**TASK**
Output the rows below exactly as they appear, from the first row down to and including the one containing "summary-label: PLUS专享立减 i: [26, 698, 147, 719]".

**DATA ROWS**
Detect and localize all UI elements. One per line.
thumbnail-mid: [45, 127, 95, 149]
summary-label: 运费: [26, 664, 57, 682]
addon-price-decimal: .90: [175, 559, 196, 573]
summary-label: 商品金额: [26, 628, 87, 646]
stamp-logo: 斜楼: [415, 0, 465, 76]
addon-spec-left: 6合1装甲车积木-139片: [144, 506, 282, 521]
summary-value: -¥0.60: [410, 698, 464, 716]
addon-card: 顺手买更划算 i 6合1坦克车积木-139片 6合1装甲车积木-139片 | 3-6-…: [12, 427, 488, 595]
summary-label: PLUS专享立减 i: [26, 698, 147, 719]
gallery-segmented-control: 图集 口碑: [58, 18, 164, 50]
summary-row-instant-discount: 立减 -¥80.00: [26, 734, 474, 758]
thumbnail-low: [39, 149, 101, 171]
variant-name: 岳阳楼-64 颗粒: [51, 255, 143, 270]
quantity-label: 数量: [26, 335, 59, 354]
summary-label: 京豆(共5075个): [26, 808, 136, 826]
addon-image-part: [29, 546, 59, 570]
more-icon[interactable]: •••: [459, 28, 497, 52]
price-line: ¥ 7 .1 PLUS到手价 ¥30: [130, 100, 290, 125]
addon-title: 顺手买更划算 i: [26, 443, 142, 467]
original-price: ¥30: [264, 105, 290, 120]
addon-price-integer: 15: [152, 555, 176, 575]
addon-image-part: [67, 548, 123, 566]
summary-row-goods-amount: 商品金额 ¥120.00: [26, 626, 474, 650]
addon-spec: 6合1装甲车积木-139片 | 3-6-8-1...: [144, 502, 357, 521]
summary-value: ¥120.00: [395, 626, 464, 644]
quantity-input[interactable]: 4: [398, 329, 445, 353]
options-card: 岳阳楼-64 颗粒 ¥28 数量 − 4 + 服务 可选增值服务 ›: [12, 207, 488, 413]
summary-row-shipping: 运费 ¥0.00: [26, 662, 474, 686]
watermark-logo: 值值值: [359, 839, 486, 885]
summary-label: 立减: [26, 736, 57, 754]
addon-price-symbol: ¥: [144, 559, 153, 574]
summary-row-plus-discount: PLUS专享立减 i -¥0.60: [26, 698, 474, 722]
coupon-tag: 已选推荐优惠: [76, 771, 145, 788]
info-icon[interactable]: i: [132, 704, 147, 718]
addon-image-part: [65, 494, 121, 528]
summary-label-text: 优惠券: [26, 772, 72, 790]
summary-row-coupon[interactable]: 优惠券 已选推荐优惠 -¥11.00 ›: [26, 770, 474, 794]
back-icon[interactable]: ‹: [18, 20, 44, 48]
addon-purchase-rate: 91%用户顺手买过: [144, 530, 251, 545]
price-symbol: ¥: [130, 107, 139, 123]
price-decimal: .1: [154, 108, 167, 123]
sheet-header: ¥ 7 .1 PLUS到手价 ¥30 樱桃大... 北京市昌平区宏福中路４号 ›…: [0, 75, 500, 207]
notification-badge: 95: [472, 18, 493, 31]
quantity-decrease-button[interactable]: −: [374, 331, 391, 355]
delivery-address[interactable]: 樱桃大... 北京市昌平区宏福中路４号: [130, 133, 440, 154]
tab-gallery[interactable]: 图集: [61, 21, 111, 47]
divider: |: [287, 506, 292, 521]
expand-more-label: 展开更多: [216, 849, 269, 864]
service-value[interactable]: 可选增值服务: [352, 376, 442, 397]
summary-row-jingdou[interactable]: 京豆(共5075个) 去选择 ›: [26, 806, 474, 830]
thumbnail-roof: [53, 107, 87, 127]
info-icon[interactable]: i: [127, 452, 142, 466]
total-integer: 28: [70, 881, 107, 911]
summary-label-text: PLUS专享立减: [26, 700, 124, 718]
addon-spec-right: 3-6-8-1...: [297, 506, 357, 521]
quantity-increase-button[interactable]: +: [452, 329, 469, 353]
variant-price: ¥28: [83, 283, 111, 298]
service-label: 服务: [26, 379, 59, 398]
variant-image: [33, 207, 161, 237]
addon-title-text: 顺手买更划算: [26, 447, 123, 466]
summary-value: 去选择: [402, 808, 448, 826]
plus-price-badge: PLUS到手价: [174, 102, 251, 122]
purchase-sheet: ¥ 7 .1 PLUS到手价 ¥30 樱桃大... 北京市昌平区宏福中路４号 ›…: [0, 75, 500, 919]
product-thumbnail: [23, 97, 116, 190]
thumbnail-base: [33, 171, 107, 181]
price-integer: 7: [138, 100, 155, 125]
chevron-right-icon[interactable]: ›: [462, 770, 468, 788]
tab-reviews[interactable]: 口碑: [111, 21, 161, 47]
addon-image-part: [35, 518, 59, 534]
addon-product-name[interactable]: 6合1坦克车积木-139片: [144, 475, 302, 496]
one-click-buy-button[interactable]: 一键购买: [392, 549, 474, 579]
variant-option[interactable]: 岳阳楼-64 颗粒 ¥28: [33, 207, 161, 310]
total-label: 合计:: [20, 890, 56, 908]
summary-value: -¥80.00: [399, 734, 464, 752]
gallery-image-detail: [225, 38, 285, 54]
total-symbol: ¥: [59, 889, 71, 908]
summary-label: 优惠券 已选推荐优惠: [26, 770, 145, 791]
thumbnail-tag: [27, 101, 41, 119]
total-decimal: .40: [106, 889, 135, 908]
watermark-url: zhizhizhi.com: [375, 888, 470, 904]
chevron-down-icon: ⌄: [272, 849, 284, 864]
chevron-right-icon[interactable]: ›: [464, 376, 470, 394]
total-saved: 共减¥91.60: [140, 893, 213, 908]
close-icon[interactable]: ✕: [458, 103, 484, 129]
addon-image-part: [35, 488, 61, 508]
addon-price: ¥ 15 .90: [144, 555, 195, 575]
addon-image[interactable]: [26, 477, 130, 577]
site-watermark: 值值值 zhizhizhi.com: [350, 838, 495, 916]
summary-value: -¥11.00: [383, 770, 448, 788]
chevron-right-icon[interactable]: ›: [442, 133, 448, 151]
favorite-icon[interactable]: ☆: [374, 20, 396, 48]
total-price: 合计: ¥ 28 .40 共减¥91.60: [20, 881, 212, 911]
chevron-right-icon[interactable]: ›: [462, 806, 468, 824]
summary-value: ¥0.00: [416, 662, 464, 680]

**THE COMPLETED TASK**
Detect and localize all UI elements. One per line.
thumbnail-mid: [45, 127, 95, 149]
summary-label: 运费: [26, 664, 57, 682]
addon-price-decimal: .90: [175, 559, 196, 573]
summary-label: 商品金额: [26, 628, 87, 646]
stamp-logo: 斜楼: [415, 0, 465, 76]
addon-spec-left: 6合1装甲车积木-139片: [144, 506, 282, 521]
summary-value: -¥0.60: [410, 698, 464, 716]
addon-card: 顺手买更划算 i 6合1坦克车积木-139片 6合1装甲车积木-139片 | 3-6-…: [12, 427, 488, 595]
summary-label: PLUS专享立减 i: [26, 698, 147, 719]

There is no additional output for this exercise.